Task statement >> Output the material beneath this task exactly, images excluded.

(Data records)

◆ ◆ ◆ ◆ ◆ ◆ ◆

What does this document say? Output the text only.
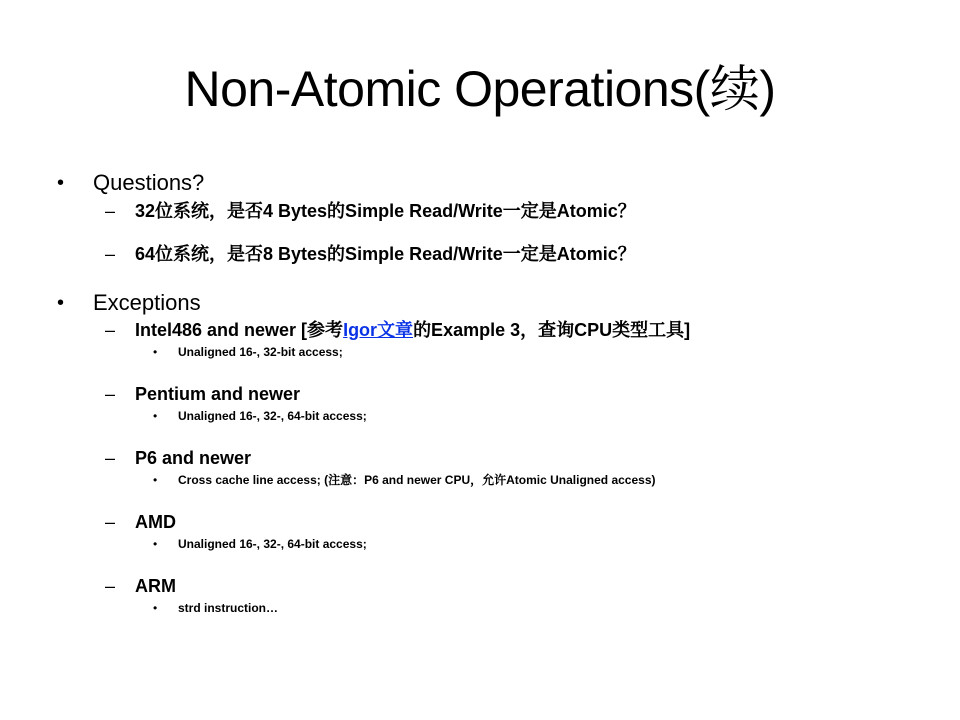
Non-Atomic Operations(续)
• Questions?
– 32位系统，是否4 Bytes的Simple Read/Write一定是Atomic？
– 64位系统，是否8 Bytes的Simple Read/Write一定是Atomic？
• Exceptions
– Intel486 and newer [参考Igor文章的Example 3，查询CPU类型工具]
• Unaligned 16-, 32-bit access;
– Pentium and newer
• Unaligned 16-, 32-, 64-bit access;
– P6 and newer
• Cross cache line access; (注意：P6 and newer CPU，允许Atomic Unaligned access)
– AMD
• Unaligned 16-, 32-, 64-bit access;
– ARM
• strd instruction…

◆ ◆ ◆ ◆ ◆ ◆ ◆

Exercise result >>
What does this document say? Output the text only.
Non-Atomic Operations(续)
• Questions?
– 32位系统，是否4 Bytes的Simple Read/Write一定是Atomic？
– 64位系统，是否8 Bytes的Simple Read/Write一定是Atomic？
• Exceptions
– Intel486 and newer [参考Igor文章的Example 3，查询CPU类型工具]
• Unaligned 16-, 32-bit access;
– Pentium and newer
• Unaligned 16-, 32-, 64-bit access;
– P6 and newer
• Cross cache line access; (注意：P6 and newer CPU，允许Atomic Unaligned access)
– AMD
• Unaligned 16-, 32-, 64-bit access;
– ARM
• strd instruction…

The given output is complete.